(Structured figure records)
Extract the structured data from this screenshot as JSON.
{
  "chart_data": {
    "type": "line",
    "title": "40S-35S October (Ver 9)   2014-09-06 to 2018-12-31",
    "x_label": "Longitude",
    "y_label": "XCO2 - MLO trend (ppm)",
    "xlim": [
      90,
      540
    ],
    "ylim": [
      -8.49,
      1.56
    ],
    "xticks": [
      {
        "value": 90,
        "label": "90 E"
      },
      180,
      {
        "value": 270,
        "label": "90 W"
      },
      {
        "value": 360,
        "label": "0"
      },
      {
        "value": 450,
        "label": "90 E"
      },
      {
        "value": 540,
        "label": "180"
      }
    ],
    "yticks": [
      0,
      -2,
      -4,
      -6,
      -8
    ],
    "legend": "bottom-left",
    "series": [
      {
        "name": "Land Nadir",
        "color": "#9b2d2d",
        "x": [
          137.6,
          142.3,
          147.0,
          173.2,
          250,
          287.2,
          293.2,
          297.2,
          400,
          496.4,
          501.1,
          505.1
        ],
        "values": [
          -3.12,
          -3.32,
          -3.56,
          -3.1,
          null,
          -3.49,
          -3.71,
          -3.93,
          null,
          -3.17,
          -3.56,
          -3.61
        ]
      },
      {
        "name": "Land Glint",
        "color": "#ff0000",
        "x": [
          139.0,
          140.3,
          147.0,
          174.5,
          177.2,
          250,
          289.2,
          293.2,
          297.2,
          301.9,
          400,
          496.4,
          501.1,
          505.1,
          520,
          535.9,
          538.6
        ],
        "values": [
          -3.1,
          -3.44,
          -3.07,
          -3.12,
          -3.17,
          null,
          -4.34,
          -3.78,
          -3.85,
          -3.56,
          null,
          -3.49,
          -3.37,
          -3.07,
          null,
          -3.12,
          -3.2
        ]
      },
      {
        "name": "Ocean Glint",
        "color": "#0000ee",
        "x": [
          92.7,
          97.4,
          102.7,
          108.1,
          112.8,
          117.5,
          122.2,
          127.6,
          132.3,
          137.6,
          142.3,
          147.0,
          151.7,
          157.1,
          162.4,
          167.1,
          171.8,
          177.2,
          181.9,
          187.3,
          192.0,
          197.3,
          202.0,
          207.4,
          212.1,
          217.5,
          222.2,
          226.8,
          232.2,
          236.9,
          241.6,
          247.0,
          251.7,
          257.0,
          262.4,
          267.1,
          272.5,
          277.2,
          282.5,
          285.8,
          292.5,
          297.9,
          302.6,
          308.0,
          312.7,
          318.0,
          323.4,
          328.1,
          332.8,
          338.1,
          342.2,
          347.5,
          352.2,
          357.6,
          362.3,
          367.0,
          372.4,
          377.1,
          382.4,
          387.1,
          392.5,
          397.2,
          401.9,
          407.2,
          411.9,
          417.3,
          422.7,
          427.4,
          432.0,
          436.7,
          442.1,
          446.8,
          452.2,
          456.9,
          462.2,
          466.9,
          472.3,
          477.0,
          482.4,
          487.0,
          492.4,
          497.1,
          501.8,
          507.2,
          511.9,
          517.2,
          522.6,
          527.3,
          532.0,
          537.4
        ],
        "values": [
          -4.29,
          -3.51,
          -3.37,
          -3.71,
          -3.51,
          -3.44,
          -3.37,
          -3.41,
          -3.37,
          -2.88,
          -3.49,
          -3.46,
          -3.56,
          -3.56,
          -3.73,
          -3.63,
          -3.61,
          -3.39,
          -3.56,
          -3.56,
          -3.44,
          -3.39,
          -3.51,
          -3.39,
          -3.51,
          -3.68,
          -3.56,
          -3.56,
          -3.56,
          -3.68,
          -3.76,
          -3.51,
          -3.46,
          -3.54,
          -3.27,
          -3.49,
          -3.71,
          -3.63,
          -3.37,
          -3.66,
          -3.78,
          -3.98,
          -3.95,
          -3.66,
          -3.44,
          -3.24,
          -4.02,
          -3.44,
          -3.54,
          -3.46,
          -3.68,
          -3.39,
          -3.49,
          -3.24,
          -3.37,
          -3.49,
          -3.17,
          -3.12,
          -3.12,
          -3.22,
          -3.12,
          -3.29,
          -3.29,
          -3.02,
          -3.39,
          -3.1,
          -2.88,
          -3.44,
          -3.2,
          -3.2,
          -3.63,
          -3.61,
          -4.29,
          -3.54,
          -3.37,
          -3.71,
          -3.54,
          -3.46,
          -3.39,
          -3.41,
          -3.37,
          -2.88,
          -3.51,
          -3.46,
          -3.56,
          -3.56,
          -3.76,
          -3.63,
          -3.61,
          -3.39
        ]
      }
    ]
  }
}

◆ **Set task**
Reproduce the material verbatim, line by line.

◆ **Final answer**
Extract the structured data from this screenshot as JSON.
{
  "chart_data": {
    "type": "line",
    "title": "40S-35S October (Ver 9)   2014-09-06 to 2018-12-31",
    "x_label": "Longitude",
    "y_label": "XCO2 - MLO trend (ppm)",
    "xlim": [
      90,
      540
    ],
    "ylim": [
      -8.49,
      1.56
    ],
    "xticks": [
      {
        "value": 90,
        "label": "90 E"
      },
      180,
      {
        "value": 270,
        "label": "90 W"
      },
      {
        "value": 360,
        "label": "0"
      },
      {
        "value": 450,
        "label": "90 E"
      },
      {
        "value": 540,
        "label": "180"
      }
    ],
    "yticks": [
      0,
      -2,
      -4,
      -6,
      -8
    ],
    "legend": "bottom-left",
    "series": [
      {
        "name": "Land Nadir",
        "color": "#9b2d2d",
        "x": [
          137.6,
          142.3,
          147.0,
          173.2,
          250,
          287.2,
          293.2,
          297.2,
          400,
          496.4,
          501.1,
          505.1
        ],
        "values": [
          -3.12,
          -3.32,
          -3.56,
          -3.1,
          null,
          -3.49,
          -3.71,
          -3.93,
          null,
          -3.17,
          -3.56,
          -3.61
        ]
      },
      {
        "name": "Land Glint",
        "color": "#ff0000",
        "x": [
          139.0,
          140.3,
          147.0,
          174.5,
          177.2,
          250,
          289.2,
          293.2,
          297.2,
          301.9,
          400,
          496.4,
          501.1,
          505.1,
          520,
          535.9,
          538.6
        ],
        "values": [
          -3.1,
          -3.44,
          -3.07,
          -3.12,
          -3.17,
          null,
          -4.34,
          -3.78,
          -3.85,
          -3.56,
          null,
          -3.49,
          -3.37,
          -3.07,
          null,
          -3.12,
          -3.2
        ]
      },
      {
        "name": "Ocean Glint",
        "color": "#0000ee",
        "x": [
          92.7,
          97.4,
          102.7,
          108.1,
          112.8,
          117.5,
          122.2,
          127.6,
          132.3,
          137.6,
          142.3,
          147.0,
          151.7,
          157.1,
          162.4,
          167.1,
          171.8,
          177.2,
          181.9,
          187.3,
          192.0,
          197.3,
          202.0,
          207.4,
          212.1,
          217.5,
          222.2,
          226.8,
          232.2,
          236.9,
          241.6,
          247.0,
          251.7,
          257.0,
          262.4,
          267.1,
          272.5,
          277.2,
          282.5,
          285.8,
          292.5,
          297.9,
          302.6,
          308.0,
          312.7,
          318.0,
          323.4,
          328.1,
          332.8,
          338.1,
          342.2,
          347.5,
          352.2,
          357.6,
          362.3,
          367.0,
          372.4,
          377.1,
          382.4,
          387.1,
          392.5,
          397.2,
          401.9,
          407.2,
          411.9,
          417.3,
          422.7,
          427.4,
          432.0,
          436.7,
          442.1,
          446.8,
          452.2,
          456.9,
          462.2,
          466.9,
          472.3,
          477.0,
          482.4,
          487.0,
          492.4,
          497.1,
          501.8,
          507.2,
          511.9,
          517.2,
          522.6,
          527.3,
          532.0,
          537.4
        ],
        "values": [
          -4.29,
          -3.51,
          -3.37,
          -3.71,
          -3.51,
          -3.44,
          -3.37,
          -3.41,
          -3.37,
          -2.88,
          -3.49,
          -3.46,
          -3.56,
          -3.56,
          -3.73,
          -3.63,
          -3.61,
          -3.39,
          -3.56,
          -3.56,
          -3.44,
          -3.39,
          -3.51,
          -3.39,
          -3.51,
          -3.68,
          -3.56,
          -3.56,
          -3.56,
          -3.68,
          -3.76,
          -3.51,
          -3.46,
          -3.54,
          -3.27,
          -3.49,
          -3.71,
          -3.63,
          -3.37,
          -3.66,
          -3.78,
          -3.98,
          -3.95,
          -3.66,
          -3.44,
          -3.24,
          -4.02,
          -3.44,
          -3.54,
          -3.46,
          -3.68,
          -3.39,
          -3.49,
          -3.24,
          -3.37,
          -3.49,
          -3.17,
          -3.12,
          -3.12,
          -3.22,
          -3.12,
          -3.29,
          -3.29,
          -3.02,
          -3.39,
          -3.1,
          -2.88,
          -3.44,
          -3.2,
          -3.2,
          -3.63,
          -3.61,
          -4.29,
          -3.54,
          -3.37,
          -3.71,
          -3.54,
          -3.46,
          -3.39,
          -3.41,
          -3.37,
          -2.88,
          -3.51,
          -3.46,
          -3.56,
          -3.56,
          -3.76,
          -3.63,
          -3.61,
          -3.39
        ]
      }
    ]
  }
}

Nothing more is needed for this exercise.